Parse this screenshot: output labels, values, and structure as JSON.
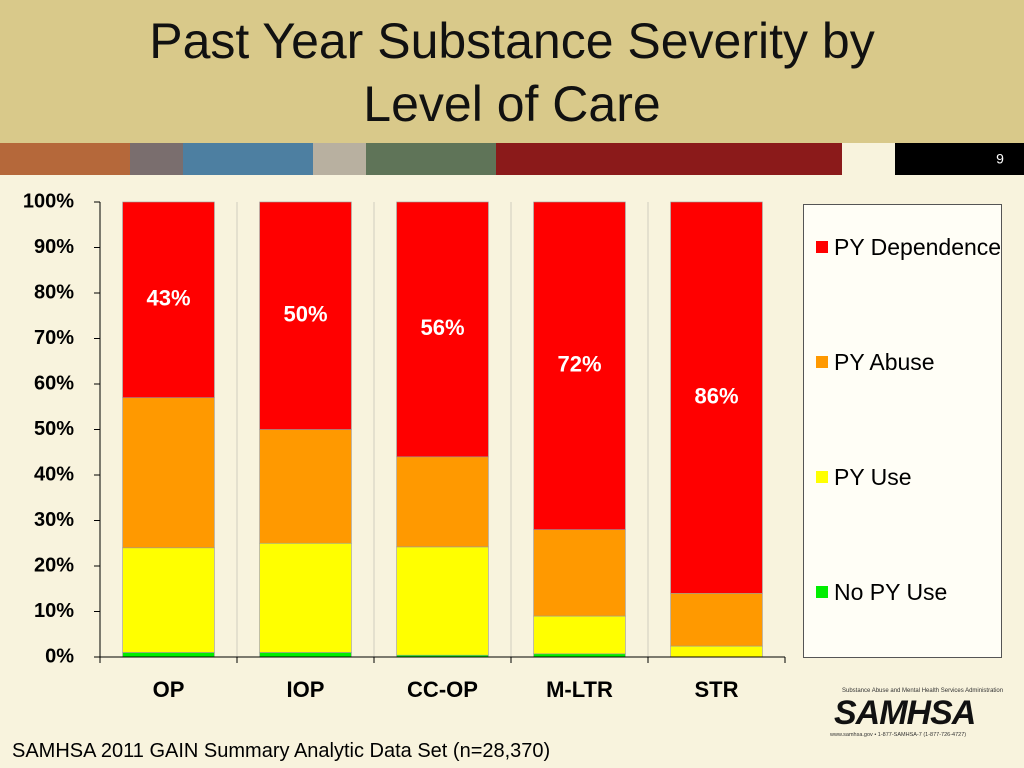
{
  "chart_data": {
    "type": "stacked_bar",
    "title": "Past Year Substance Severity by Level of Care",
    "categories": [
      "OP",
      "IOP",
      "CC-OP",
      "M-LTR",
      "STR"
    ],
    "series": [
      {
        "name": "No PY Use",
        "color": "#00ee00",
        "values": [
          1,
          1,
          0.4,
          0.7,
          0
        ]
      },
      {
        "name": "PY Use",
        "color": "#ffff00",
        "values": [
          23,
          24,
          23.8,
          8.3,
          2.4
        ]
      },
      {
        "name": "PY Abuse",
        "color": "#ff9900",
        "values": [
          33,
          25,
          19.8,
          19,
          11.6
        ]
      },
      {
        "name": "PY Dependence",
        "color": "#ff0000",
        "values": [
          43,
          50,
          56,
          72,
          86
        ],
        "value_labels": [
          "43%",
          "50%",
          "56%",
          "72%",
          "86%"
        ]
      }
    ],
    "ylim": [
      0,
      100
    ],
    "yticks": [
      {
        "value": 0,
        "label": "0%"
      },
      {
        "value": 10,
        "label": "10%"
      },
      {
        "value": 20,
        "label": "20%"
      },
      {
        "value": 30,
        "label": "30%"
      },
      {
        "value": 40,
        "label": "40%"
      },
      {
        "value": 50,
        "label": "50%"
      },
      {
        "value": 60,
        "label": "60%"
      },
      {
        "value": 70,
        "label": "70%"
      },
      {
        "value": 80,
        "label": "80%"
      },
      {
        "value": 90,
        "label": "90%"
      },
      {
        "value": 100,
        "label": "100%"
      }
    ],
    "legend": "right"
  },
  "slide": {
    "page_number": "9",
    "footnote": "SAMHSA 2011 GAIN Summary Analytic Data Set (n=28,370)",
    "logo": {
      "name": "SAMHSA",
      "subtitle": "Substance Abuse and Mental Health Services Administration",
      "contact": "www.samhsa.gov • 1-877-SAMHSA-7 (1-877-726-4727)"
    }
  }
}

■ ■ ■ ■

Restate the listing above word for word, and skip the pictures.

Parse this screenshot: output labels, values, and structure as JSON.
{
  "chart_data": {
    "type": "stacked_bar",
    "title": "Past Year Substance Severity by Level of Care",
    "categories": [
      "OP",
      "IOP",
      "CC-OP",
      "M-LTR",
      "STR"
    ],
    "series": [
      {
        "name": "No PY Use",
        "color": "#00ee00",
        "values": [
          1,
          1,
          0.4,
          0.7,
          0
        ]
      },
      {
        "name": "PY Use",
        "color": "#ffff00",
        "values": [
          23,
          24,
          23.8,
          8.3,
          2.4
        ]
      },
      {
        "name": "PY Abuse",
        "color": "#ff9900",
        "values": [
          33,
          25,
          19.8,
          19,
          11.6
        ]
      },
      {
        "name": "PY Dependence",
        "color": "#ff0000",
        "values": [
          43,
          50,
          56,
          72,
          86
        ],
        "value_labels": [
          "43%",
          "50%",
          "56%",
          "72%",
          "86%"
        ]
      }
    ],
    "ylim": [
      0,
      100
    ],
    "yticks": [
      {
        "value": 0,
        "label": "0%"
      },
      {
        "value": 10,
        "label": "10%"
      },
      {
        "value": 20,
        "label": "20%"
      },
      {
        "value": 30,
        "label": "30%"
      },
      {
        "value": 40,
        "label": "40%"
      },
      {
        "value": 50,
        "label": "50%"
      },
      {
        "value": 60,
        "label": "60%"
      },
      {
        "value": 70,
        "label": "70%"
      },
      {
        "value": 80,
        "label": "80%"
      },
      {
        "value": 90,
        "label": "90%"
      },
      {
        "value": 100,
        "label": "100%"
      }
    ],
    "legend": "right"
  },
  "slide": {
    "page_number": "9",
    "footnote": "SAMHSA 2011 GAIN Summary Analytic Data Set (n=28,370)",
    "logo": {
      "name": "SAMHSA",
      "subtitle": "Substance Abuse and Mental Health Services Administration",
      "contact": "www.samhsa.gov • 1-877-SAMHSA-7 (1-877-726-4727)"
    }
  }
}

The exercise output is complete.